PROBLEM DESCRIPTION
Copy word for word the passage of the text on forum voting, starting at "If I, as an" and ending at "absolutely inappropriate here.)".

|The stupid question is the question not asked|
This is not an issue particular to PerlMonks, but to any forum of any Special Interest Group. In my (admittedly limited) experience, the choice of whether to vote for or against a specific thread is almost always subjective.
If I, as an enlightened and unbiased person (yeah, right!), were to choose the criteria for up or down voting a specific person’s opinion/question/rant on a specific issue, how would I go about it? What constitutes an OBJECTIVE criterion? In whose opinion? No matter who you ask, you’d get a different list, with different prioritisations within those lists.
So, in my own enlightened way, I ignore others’ criteria and choose my own, they being:
1.) Does it pertain to the Special Interest shared by the specific forum? (A great discussion of the pros & cons of swing-arm shock absorbing systems for dirt-bikes vs. street bikes would be great at a Hells Angels get together … and absolutely inappropriate here.)

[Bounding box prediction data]
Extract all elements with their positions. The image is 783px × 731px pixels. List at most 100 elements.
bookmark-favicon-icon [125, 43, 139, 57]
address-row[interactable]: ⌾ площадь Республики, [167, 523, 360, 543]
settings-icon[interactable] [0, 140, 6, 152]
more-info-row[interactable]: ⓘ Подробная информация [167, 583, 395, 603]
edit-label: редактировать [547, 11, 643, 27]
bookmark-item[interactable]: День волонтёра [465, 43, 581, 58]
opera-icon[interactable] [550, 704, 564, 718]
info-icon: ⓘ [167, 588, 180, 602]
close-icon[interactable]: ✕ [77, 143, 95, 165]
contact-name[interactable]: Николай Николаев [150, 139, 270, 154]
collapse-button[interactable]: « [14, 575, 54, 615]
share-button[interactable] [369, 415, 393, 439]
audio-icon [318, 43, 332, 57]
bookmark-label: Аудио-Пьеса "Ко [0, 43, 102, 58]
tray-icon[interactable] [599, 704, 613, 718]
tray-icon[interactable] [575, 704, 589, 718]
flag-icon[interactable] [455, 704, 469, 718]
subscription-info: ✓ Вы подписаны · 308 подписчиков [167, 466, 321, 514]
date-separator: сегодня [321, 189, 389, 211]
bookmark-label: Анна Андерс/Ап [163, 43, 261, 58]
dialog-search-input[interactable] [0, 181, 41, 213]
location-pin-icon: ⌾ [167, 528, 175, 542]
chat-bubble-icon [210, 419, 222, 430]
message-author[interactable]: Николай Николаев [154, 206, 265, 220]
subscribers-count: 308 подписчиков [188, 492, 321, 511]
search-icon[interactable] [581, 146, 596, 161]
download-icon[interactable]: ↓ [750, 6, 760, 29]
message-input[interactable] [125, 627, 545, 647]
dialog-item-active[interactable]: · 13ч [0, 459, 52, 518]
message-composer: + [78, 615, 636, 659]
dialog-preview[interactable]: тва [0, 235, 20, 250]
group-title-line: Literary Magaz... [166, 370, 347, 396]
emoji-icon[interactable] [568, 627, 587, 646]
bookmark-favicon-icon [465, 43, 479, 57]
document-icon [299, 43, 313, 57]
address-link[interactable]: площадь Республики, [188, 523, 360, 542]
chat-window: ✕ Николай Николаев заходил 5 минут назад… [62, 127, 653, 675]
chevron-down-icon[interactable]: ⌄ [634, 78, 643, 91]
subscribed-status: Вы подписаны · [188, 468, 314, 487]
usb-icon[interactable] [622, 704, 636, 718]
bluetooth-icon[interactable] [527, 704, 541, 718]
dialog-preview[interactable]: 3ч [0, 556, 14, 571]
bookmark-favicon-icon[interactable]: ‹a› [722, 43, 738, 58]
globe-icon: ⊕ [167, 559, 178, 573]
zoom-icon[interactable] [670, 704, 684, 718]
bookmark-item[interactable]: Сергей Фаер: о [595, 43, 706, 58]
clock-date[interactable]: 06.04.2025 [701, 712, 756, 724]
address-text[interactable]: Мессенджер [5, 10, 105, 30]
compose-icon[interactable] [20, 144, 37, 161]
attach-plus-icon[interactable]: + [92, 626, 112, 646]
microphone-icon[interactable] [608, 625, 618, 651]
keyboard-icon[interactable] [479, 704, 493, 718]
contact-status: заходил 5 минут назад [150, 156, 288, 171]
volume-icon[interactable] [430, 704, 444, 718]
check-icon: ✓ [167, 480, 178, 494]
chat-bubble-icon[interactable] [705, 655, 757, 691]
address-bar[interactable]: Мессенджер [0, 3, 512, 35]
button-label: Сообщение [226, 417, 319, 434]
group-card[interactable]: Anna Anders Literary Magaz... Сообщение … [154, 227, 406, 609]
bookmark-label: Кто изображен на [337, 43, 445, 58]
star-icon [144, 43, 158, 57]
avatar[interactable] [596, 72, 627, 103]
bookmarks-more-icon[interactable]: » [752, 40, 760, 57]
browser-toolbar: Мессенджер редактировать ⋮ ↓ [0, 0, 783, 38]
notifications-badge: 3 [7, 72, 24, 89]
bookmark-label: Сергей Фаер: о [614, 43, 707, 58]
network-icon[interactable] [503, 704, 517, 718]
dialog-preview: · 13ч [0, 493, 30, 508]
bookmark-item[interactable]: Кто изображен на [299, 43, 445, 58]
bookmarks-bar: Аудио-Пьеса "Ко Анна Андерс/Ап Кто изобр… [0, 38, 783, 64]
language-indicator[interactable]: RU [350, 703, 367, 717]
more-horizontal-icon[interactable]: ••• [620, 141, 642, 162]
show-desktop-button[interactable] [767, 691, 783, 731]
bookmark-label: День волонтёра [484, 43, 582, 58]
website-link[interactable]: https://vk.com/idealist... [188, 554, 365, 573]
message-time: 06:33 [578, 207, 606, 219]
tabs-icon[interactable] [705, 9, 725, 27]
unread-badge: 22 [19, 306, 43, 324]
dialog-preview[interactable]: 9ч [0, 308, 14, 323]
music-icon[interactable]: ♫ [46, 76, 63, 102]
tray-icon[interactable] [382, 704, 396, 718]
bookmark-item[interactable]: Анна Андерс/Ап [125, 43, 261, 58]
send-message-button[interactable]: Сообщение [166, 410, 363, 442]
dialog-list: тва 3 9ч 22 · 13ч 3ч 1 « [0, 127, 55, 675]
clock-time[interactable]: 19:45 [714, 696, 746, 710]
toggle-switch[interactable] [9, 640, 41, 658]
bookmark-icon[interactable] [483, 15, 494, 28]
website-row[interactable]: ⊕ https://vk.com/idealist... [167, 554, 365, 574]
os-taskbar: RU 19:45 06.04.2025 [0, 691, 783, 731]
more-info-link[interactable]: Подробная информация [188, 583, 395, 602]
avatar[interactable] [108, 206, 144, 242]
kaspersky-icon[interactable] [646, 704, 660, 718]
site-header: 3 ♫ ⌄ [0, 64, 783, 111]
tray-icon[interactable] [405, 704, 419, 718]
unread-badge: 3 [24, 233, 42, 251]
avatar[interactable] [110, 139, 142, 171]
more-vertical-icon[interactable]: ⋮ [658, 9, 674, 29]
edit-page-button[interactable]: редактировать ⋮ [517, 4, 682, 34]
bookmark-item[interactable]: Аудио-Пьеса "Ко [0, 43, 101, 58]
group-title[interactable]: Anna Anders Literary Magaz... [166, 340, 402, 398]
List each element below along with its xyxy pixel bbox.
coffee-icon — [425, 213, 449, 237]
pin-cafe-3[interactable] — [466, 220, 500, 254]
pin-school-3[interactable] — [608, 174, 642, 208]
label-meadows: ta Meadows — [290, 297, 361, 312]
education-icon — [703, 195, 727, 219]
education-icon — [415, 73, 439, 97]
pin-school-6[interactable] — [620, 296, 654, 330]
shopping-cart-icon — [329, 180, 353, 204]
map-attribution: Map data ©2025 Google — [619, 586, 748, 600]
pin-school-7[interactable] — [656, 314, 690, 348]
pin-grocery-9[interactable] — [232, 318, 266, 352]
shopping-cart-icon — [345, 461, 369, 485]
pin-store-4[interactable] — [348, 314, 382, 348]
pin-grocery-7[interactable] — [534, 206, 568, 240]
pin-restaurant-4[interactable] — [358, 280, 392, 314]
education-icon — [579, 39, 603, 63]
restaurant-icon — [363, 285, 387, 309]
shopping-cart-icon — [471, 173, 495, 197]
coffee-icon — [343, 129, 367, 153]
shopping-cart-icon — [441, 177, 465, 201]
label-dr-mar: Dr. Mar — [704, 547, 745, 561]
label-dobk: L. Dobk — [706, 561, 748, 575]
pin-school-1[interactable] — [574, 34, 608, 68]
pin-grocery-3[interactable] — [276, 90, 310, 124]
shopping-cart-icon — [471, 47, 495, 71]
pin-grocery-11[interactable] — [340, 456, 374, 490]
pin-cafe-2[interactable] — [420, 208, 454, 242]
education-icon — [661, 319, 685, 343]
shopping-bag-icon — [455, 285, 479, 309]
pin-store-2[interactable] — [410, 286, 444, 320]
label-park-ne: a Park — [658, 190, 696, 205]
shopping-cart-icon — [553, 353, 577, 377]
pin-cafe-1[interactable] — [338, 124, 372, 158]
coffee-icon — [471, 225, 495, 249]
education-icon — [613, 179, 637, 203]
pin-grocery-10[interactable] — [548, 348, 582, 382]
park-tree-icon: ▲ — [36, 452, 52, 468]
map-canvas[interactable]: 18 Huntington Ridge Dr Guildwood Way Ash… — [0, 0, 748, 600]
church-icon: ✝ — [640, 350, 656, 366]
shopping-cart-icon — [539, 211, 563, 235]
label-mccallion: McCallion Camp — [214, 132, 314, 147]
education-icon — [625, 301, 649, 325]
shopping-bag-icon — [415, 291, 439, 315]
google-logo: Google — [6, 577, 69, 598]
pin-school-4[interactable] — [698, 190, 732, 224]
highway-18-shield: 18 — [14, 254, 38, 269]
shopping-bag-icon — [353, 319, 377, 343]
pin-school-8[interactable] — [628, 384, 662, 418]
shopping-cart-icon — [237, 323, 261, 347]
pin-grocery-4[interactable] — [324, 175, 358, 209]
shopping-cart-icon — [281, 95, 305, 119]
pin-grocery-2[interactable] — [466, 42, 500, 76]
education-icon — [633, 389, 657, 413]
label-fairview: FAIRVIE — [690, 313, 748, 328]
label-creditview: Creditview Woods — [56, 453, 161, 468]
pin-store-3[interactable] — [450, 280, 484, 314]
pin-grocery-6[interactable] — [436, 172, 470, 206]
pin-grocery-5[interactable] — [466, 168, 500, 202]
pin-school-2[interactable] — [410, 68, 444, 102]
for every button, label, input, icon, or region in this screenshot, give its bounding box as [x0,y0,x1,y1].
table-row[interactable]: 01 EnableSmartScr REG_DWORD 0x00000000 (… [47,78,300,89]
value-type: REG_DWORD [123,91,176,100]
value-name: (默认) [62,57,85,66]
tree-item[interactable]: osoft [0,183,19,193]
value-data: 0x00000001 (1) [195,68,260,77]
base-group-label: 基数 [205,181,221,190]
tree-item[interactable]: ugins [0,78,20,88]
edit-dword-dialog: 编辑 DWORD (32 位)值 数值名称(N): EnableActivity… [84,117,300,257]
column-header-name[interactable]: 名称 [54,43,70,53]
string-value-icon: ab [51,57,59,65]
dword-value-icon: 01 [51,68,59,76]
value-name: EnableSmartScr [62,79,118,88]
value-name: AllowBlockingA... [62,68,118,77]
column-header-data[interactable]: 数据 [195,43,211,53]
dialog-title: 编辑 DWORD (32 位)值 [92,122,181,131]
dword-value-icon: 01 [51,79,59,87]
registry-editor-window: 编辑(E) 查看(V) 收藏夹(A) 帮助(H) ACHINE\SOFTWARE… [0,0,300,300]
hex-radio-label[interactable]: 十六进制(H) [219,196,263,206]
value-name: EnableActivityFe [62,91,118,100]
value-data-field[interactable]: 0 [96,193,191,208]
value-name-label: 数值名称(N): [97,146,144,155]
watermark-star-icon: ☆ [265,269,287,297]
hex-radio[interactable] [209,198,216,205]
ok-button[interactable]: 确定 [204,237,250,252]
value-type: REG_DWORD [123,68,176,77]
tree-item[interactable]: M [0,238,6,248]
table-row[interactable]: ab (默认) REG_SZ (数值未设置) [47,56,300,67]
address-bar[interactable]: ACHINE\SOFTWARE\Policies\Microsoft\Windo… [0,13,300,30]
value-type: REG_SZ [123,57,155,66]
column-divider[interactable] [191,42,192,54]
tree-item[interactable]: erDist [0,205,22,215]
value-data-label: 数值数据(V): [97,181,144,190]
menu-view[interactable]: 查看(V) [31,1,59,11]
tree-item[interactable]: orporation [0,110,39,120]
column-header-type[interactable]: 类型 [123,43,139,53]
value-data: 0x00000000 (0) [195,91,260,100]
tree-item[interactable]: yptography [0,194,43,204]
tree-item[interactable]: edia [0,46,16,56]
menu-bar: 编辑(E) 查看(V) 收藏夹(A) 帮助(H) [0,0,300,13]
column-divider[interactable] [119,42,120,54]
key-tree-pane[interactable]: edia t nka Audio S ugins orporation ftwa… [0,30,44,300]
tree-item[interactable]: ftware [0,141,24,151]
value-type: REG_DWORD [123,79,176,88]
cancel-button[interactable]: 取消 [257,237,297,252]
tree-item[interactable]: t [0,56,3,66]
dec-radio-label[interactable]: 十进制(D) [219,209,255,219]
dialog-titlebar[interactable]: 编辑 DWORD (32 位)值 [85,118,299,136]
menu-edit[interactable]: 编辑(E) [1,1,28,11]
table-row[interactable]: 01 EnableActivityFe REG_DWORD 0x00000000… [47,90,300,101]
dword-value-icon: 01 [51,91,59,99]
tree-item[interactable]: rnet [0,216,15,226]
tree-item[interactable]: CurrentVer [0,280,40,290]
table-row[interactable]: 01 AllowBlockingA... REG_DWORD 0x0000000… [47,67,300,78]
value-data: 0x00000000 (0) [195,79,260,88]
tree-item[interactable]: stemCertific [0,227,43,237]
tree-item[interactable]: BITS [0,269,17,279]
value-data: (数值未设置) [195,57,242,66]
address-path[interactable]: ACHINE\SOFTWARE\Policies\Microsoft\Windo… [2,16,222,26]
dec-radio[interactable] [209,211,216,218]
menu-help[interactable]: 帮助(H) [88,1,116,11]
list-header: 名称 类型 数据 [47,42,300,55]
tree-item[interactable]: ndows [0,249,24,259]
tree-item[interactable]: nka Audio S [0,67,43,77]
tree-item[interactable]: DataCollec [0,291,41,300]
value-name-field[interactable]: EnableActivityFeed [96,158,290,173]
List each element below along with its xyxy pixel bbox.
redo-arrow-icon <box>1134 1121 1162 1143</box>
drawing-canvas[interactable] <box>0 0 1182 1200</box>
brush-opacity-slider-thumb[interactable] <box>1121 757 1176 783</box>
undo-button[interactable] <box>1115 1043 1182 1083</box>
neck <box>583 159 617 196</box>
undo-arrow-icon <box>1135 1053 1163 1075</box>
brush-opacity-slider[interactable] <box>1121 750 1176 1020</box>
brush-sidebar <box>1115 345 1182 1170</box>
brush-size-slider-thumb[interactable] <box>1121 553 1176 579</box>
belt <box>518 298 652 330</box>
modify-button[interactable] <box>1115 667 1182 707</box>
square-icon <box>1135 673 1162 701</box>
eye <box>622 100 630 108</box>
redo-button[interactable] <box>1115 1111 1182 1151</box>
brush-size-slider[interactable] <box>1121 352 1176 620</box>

RESULT BELOW
If I, as an enlightened and unbiased person (yeah, right!), were to choose the criteria for up or down voting a specific person’s opinion/question/rant on a specific issue, how would I go about it? What constitutes an OBJECTIVE criterion? In whose opinion? No matter who you ask, you’d get a different list, with different prioritisations within those lists.
So, in my own enlightened way, I ignore others’ criteria and choose my own, they being:
1.) Does it pertain to the Special Interest shared by the specific forum? (A great discussion of the pros & cons of swing-arm shock absorbing systems for dirt-bikes vs. street bikes would be great at a Hells Angels get together … and absolutely inappropriate here.)